▶ _Work to do_: Below are some records; repeat them all exactly, minus the pictures.

▶ _Entries shown_:
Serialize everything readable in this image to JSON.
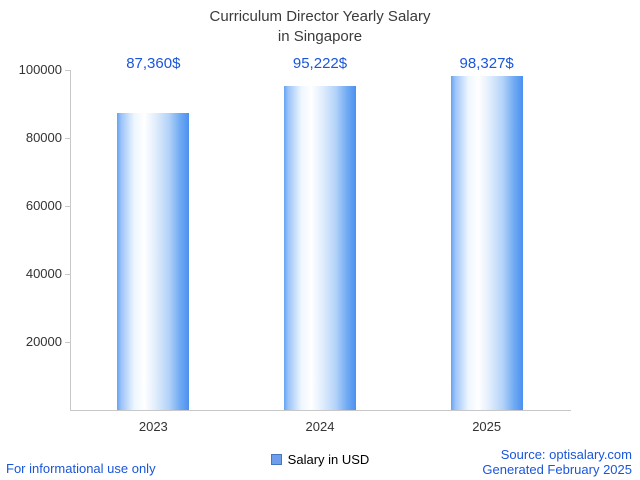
{
  "title": {
    "line1": "Curriculum Director Yearly Salary",
    "line2": "in Singapore"
  },
  "chart_data": {
    "type": "bar",
    "title": "Curriculum Director Yearly Salary in Singapore",
    "categories": [
      "2023",
      "2024",
      "2025"
    ],
    "values": [
      87360,
      95222,
      98327
    ],
    "value_labels": [
      "87,360$",
      "95,222$",
      "98,327$"
    ],
    "xlabel": "",
    "ylabel": "",
    "ylim": [
      0,
      100000
    ],
    "yticks": [
      20000,
      40000,
      60000,
      80000,
      100000
    ],
    "ytick_labels": [
      "20000",
      "40000",
      "60000",
      "80000",
      "100000"
    ],
    "grid": false,
    "legend_position": "bottom",
    "bar_color": "#4b90ef"
  },
  "legend": {
    "label": "Salary in USD",
    "swatch_color": "#6d9eea"
  },
  "footer": {
    "left": "For informational use only",
    "source": "Source: optisalary.com",
    "generated": "Generated February 2025"
  },
  "colors": {
    "value_label_blue": "#1a56db",
    "footer_blue": "#1a56db",
    "title_text": "#3b3b3b",
    "axis_line": "#c8c8c8"
  }
}
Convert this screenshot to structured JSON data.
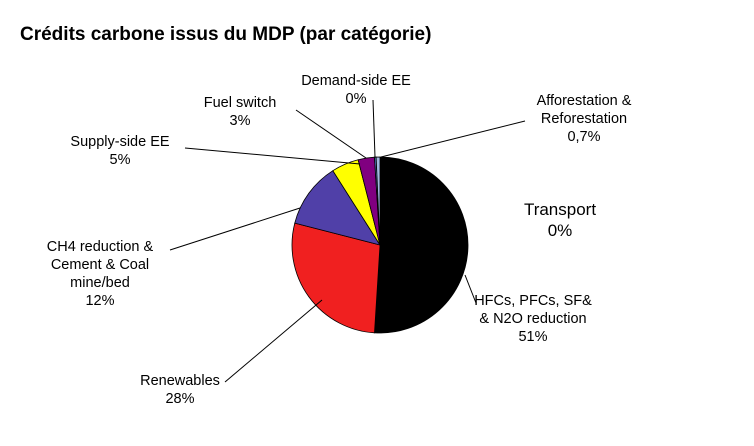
{
  "chart_data": {
    "type": "pie",
    "title": "Crédits carbone issus du MDP (par catégorie)",
    "slices": [
      {
        "lines": [
          "HFCs, PFCs, SF&",
          "& N2O reduction",
          "51%"
        ],
        "value": 51,
        "color": "#000000"
      },
      {
        "lines": [
          "Renewables",
          "28%"
        ],
        "value": 28,
        "color": "#f02020"
      },
      {
        "lines": [
          "CH4 reduction &",
          "Cement & Coal",
          "mine/bed",
          "12%"
        ],
        "value": 12,
        "color": "#5040a8"
      },
      {
        "lines": [
          "Supply-side EE",
          "5%"
        ],
        "value": 5,
        "color": "#ffff00"
      },
      {
        "lines": [
          "Fuel switch",
          "3%"
        ],
        "value": 3,
        "color": "#800080"
      },
      {
        "lines": [
          "Demand-side EE",
          "0%"
        ],
        "value": 0.3,
        "color": "#4a7fc0"
      },
      {
        "lines": [
          "Afforestation &",
          "Reforestation",
          "0,7%"
        ],
        "value": 0.7,
        "color": "#a0b8e0"
      },
      {
        "lines": [
          "Transport",
          "0%"
        ],
        "value": 0,
        "color": "#ffffff"
      }
    ]
  }
}
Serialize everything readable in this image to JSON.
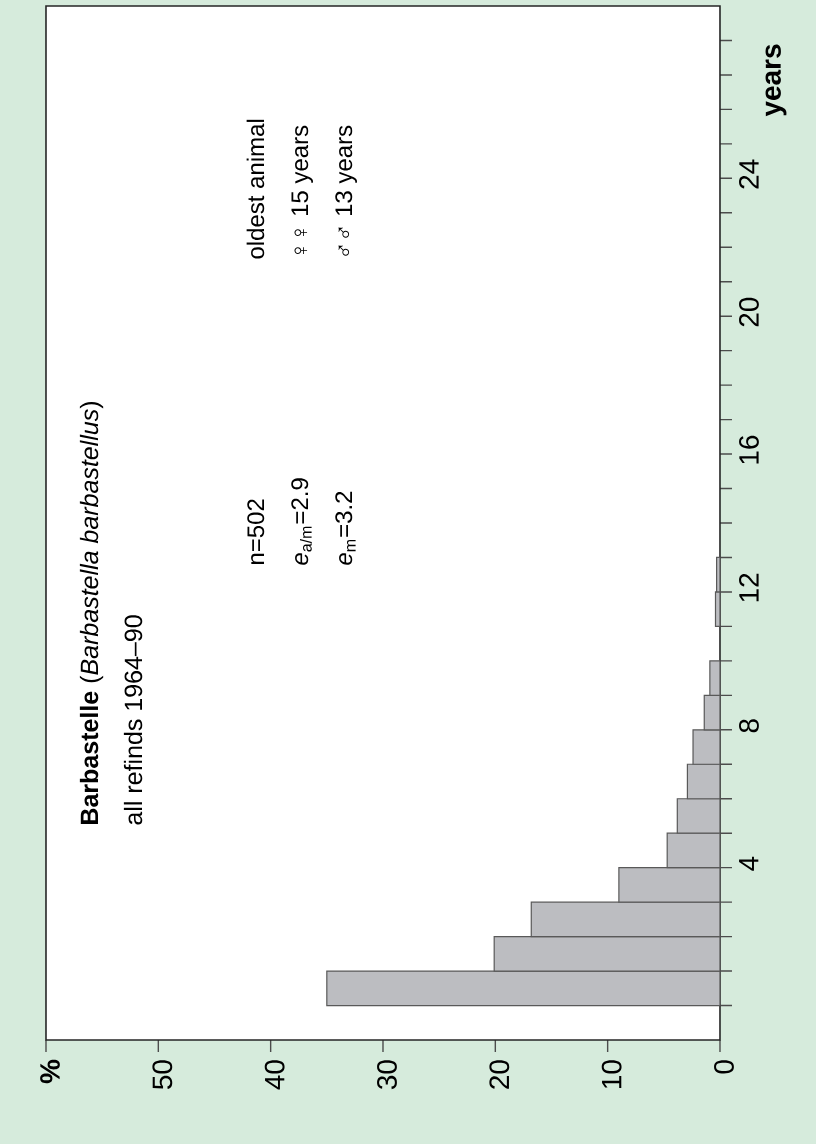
{
  "chart_data": {
    "type": "histogram",
    "orientation": "horizontal",
    "title": "**Barbastelle** (*Barbastella barbastellus*)",
    "subtitle": "all refinds 1964–90",
    "ylabel": "years",
    "annotations": [
      "n=502",
      "*e*$_{a/m}$=2.9",
      "*e*$_{m}$=3.2",
      "oldest animal",
      "♀♀ 15 years",
      "♂♂ 13 years"
    ],
    "bins": [
      0,
      1,
      2,
      3,
      4,
      5,
      6,
      7,
      8,
      9,
      10,
      11,
      12,
      13
    ],
    "values": [
      35,
      20.1,
      16.8,
      9.0,
      4.7,
      3.8,
      2.9,
      2.4,
      1.4,
      0.9,
      null,
      0.4,
      0.3
    ],
    "color": "#bcbdc1",
    "xlim": [
      60,
      0
    ],
    "ylim": [
      -1,
      29
    ],
    "xticks": [
      0,
      10,
      20,
      30,
      40,
      50,
      {
        "value": 60,
        "label": "%"
      }
    ],
    "yticks": [
      {
        "value": 0,
        "label": null
      },
      {
        "value": 1,
        "label": null
      },
      {
        "value": 2,
        "label": null
      },
      {
        "value": 3,
        "label": null
      },
      4,
      {
        "value": 5,
        "label": null
      },
      {
        "value": 6,
        "label": null
      },
      {
        "value": 7,
        "label": null
      },
      8,
      {
        "value": 9,
        "label": null
      },
      {
        "value": 10,
        "label": null
      },
      {
        "value": 11,
        "label": null
      },
      12,
      {
        "value": 13,
        "label": null
      },
      {
        "value": 14,
        "label": null
      },
      {
        "value": 15,
        "label": null
      },
      16,
      {
        "value": 17,
        "label": null
      },
      {
        "value": 18,
        "label": null
      },
      {
        "value": 19,
        "label": null
      },
      20,
      {
        "value": 21,
        "label": null
      },
      {
        "value": 22,
        "label": null
      },
      {
        "value": 23,
        "label": null
      },
      24,
      {
        "value": 25,
        "label": null
      },
      {
        "value": 26,
        "label": null
      },
      {
        "value": 27,
        "label": null
      },
      {
        "value": 28,
        "label": null
      }
    ]
  }
}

▶ _Response_:
Serialize everything readable in this image to JSON.
{
  "title": {
    "line1": "Curriculum Director Yearly Salary",
    "line2": "in Singapore"
  },
  "chart_data": {
    "type": "bar",
    "title": "Curriculum Director Yearly Salary in Singapore",
    "categories": [
      "2023",
      "2024",
      "2025"
    ],
    "values": [
      87360,
      95222,
      98327
    ],
    "value_labels": [
      "87,360$",
      "95,222$",
      "98,327$"
    ],
    "xlabel": "",
    "ylabel": "",
    "ylim": [
      0,
      100000
    ],
    "yticks": [
      20000,
      40000,
      60000,
      80000,
      100000
    ],
    "ytick_labels": [
      "20000",
      "40000",
      "60000",
      "80000",
      "100000"
    ],
    "grid": false,
    "legend_position": "bottom",
    "bar_color": "#4b90ef"
  },
  "legend": {
    "label": "Salary in USD",
    "swatch_color": "#6d9eea"
  },
  "footer": {
    "left": "For informational use only",
    "source": "Source: optisalary.com",
    "generated": "Generated February 2025"
  },
  "colors": {
    "value_label_blue": "#1a56db",
    "footer_blue": "#1a56db",
    "title_text": "#3b3b3b",
    "axis_line": "#c8c8c8"
  }
}
Convert this screenshot to structured JSON data.
{
  "chart_data": {
    "type": "pie",
    "title": "Crédits carbone issus du MDP (par catégorie)",
    "slices": [
      {
        "lines": [
          "HFCs, PFCs, SF&",
          "& N2O reduction",
          "51%"
        ],
        "value": 51,
        "color": "#000000"
      },
      {
        "lines": [
          "Renewables",
          "28%"
        ],
        "value": 28,
        "color": "#f02020"
      },
      {
        "lines": [
          "CH4 reduction &",
          "Cement & Coal",
          "mine/bed",
          "12%"
        ],
        "value": 12,
        "color": "#5040a8"
      },
      {
        "lines": [
          "Supply-side EE",
          "5%"
        ],
        "value": 5,
        "color": "#ffff00"
      },
      {
        "lines": [
          "Fuel switch",
          "3%"
        ],
        "value": 3,
        "color": "#800080"
      },
      {
        "lines": [
          "Demand-side EE",
          "0%"
        ],
        "value": 0.3,
        "color": "#4a7fc0"
      },
      {
        "lines": [
          "Afforestation &",
          "Reforestation",
          "0,7%"
        ],
        "value": 0.7,
        "color": "#a0b8e0"
      },
      {
        "lines": [
          "Transport",
          "0%"
        ],
        "value": 0,
        "color": "#ffffff"
      }
    ]
  }
}
Serialize everything readable in this image to JSON.
{
  "chart_data": {
    "type": "histogram",
    "orientation": "horizontal",
    "title": "**Barbastelle** (*Barbastella barbastellus*)",
    "subtitle": "all refinds 1964–90",
    "ylabel": "years",
    "annotations": [
      "n=502",
      "*e*$_{a/m}$=2.9",
      "*e*$_{m}$=3.2",
      "oldest animal",
      "♀♀ 15 years",
      "♂♂ 13 years"
    ],
    "bins": [
      0,
      1,
      2,
      3,
      4,
      5,
      6,
      7,
      8,
      9,
      10,
      11,
      12,
      13
    ],
    "values": [
      35,
      20.1,
      16.8,
      9.0,
      4.7,
      3.8,
      2.9,
      2.4,
      1.4,
      0.9,
      null,
      0.4,
      0.3
    ],
    "color": "#bcbdc1",
    "xlim": [
      60,
      0
    ],
    "ylim": [
      -1,
      29
    ],
    "xticks": [
      0,
      10,
      20,
      30,
      40,
      50,
      {
        "value": 60,
        "label": "%"
      }
    ],
    "yticks": [
      {
        "value": 0,
        "label": null
      },
      {
        "value": 1,
        "label": null
      },
      {
        "value": 2,
        "label": null
      },
      {
        "value": 3,
        "label": null
      },
      4,
      {
        "value": 5,
        "label": null
      },
      {
        "value": 6,
        "label": null
      },
      {
        "value": 7,
        "label": null
      },
      8,
      {
        "value": 9,
        "label": null
      },
      {
        "value": 10,
        "label": null
      },
      {
        "value": 11,
        "label": null
      },
      12,
      {
        "value": 13,
        "label": null
      },
      {
        "value": 14,
        "label": null
      },
      {
        "value": 15,
        "label": null
      },
      16,
      {
        "value": 17,
        "label": null
      },
      {
        "value": 18,
        "label": null
      },
      {
        "value": 19,
        "label": null
      },
      20,
      {
        "value": 21,
        "label": null
      },
      {
        "value": 22,
        "label": null
      },
      {
        "value": 23,
        "label": null
      },
      24,
      {
        "value": 25,
        "label": null
      },
      {
        "value": 26,
        "label": null
      },
      {
        "value": 27,
        "label": null
      },
      {
        "value": 28,
        "label": null
      }
    ]
  }
}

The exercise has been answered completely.